**Dataset records**
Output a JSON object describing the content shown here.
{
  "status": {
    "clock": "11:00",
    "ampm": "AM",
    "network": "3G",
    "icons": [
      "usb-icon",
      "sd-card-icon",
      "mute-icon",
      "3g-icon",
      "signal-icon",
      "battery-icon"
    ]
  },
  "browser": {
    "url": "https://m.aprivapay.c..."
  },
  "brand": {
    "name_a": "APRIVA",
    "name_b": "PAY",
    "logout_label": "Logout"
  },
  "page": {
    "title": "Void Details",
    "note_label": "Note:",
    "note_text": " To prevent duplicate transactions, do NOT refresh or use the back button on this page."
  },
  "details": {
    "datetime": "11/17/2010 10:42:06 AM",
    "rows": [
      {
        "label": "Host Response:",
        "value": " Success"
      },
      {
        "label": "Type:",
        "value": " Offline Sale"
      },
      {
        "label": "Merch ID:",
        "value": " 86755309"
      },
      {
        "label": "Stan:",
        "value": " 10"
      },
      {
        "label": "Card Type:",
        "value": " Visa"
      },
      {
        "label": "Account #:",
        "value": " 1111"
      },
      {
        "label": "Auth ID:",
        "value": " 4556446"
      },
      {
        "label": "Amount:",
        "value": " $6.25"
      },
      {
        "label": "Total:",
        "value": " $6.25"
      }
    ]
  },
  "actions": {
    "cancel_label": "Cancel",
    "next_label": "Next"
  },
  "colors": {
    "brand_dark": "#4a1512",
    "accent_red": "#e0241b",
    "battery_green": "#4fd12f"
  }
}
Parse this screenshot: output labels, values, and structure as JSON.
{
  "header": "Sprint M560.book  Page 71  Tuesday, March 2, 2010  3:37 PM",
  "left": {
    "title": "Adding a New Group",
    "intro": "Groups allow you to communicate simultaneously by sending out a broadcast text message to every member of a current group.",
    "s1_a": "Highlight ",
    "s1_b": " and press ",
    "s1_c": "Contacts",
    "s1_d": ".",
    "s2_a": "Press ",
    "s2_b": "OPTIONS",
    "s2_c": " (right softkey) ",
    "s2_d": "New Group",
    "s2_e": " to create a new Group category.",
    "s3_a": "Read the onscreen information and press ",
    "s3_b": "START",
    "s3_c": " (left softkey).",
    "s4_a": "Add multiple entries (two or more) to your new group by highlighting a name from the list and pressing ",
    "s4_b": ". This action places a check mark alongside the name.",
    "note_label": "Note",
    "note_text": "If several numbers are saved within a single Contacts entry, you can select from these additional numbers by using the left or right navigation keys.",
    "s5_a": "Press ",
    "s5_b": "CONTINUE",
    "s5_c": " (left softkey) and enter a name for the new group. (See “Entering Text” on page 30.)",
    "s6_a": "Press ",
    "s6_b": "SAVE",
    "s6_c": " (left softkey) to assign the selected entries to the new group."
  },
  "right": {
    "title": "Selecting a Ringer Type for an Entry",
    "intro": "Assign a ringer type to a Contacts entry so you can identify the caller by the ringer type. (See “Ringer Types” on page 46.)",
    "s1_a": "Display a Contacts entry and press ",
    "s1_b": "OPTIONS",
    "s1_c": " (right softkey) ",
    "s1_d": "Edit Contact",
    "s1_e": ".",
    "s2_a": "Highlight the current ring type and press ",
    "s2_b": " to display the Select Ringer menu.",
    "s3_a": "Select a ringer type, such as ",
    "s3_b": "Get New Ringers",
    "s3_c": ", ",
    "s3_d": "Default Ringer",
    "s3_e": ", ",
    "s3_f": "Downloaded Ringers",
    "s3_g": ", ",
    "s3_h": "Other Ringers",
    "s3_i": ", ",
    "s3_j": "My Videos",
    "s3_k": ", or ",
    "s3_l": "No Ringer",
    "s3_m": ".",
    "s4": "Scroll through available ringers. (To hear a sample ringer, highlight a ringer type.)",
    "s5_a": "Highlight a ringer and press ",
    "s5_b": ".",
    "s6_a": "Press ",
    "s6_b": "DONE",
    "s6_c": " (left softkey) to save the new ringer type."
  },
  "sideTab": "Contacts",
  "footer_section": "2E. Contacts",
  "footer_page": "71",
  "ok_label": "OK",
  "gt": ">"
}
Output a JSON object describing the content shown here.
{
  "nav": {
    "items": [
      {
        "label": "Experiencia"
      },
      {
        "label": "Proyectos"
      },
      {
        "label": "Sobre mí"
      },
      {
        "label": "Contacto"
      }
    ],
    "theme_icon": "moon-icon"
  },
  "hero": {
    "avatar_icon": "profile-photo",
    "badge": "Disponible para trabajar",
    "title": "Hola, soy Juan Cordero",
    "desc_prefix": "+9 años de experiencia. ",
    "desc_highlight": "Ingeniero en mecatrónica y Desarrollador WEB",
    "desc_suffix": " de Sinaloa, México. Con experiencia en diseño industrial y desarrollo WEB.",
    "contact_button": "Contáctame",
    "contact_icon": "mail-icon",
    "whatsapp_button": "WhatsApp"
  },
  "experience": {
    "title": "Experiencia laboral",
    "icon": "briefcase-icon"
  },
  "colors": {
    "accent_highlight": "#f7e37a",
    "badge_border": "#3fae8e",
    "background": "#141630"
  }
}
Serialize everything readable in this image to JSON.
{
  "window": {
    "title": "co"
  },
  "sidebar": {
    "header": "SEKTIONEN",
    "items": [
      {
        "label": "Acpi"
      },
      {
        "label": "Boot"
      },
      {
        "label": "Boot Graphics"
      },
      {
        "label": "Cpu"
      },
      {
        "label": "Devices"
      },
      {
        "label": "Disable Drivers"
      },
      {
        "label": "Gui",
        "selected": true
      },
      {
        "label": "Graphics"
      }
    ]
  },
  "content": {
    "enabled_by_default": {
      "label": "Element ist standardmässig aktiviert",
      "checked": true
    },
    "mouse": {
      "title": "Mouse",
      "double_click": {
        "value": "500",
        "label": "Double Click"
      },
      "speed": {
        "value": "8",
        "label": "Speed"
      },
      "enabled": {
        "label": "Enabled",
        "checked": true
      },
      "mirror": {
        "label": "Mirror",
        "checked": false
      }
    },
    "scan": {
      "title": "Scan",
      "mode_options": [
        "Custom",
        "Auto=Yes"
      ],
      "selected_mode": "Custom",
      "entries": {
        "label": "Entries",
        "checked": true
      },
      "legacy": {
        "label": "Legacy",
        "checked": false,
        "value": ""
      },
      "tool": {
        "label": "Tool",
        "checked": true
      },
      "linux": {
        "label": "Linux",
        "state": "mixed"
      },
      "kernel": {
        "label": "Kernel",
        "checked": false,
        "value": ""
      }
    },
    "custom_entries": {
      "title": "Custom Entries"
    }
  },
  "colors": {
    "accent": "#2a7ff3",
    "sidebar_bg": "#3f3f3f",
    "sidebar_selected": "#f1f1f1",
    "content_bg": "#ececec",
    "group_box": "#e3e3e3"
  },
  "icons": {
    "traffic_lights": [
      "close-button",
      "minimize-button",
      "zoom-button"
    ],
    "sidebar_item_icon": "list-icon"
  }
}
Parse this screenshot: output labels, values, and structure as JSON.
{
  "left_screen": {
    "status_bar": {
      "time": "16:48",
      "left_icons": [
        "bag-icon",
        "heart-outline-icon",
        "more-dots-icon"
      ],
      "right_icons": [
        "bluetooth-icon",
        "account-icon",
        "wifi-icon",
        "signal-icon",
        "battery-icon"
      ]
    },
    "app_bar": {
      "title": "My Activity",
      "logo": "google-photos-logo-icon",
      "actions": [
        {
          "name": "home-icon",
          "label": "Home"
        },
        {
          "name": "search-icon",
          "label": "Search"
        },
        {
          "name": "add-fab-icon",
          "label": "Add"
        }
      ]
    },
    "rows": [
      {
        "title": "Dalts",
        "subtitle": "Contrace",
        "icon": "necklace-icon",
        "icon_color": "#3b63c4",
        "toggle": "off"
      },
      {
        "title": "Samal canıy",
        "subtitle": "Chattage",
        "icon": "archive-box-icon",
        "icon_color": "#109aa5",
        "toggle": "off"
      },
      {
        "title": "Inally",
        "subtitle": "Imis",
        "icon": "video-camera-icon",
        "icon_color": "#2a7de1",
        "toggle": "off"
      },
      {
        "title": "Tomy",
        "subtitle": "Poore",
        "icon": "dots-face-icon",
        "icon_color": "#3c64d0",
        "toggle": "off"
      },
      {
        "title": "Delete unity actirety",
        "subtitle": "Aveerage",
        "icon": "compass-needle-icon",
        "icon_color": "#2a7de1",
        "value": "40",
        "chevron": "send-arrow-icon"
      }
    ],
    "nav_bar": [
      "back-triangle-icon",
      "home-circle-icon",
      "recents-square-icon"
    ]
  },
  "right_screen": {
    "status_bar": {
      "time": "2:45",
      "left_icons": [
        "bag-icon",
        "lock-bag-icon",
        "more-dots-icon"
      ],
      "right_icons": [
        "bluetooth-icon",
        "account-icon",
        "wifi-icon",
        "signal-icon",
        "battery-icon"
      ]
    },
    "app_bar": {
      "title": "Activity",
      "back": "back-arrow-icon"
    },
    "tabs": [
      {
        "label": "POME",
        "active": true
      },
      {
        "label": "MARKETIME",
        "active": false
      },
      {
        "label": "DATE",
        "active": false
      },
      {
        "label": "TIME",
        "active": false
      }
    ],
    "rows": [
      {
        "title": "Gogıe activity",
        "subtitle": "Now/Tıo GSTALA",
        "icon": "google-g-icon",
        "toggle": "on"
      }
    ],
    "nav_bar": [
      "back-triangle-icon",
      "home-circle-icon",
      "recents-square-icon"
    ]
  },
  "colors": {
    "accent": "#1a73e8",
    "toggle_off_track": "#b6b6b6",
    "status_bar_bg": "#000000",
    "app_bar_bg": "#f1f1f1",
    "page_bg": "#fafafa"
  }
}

**Set task**
Pick out each line that holds the string "subtitle".

**Written response**
        "subtitle": "Contrace",
        "subtitle": "Chattage",
        "subtitle": "Imis",
        "subtitle": "Poore",
        "subtitle": "Aveerage",
        "subtitle": "Now/Tıo GSTALA",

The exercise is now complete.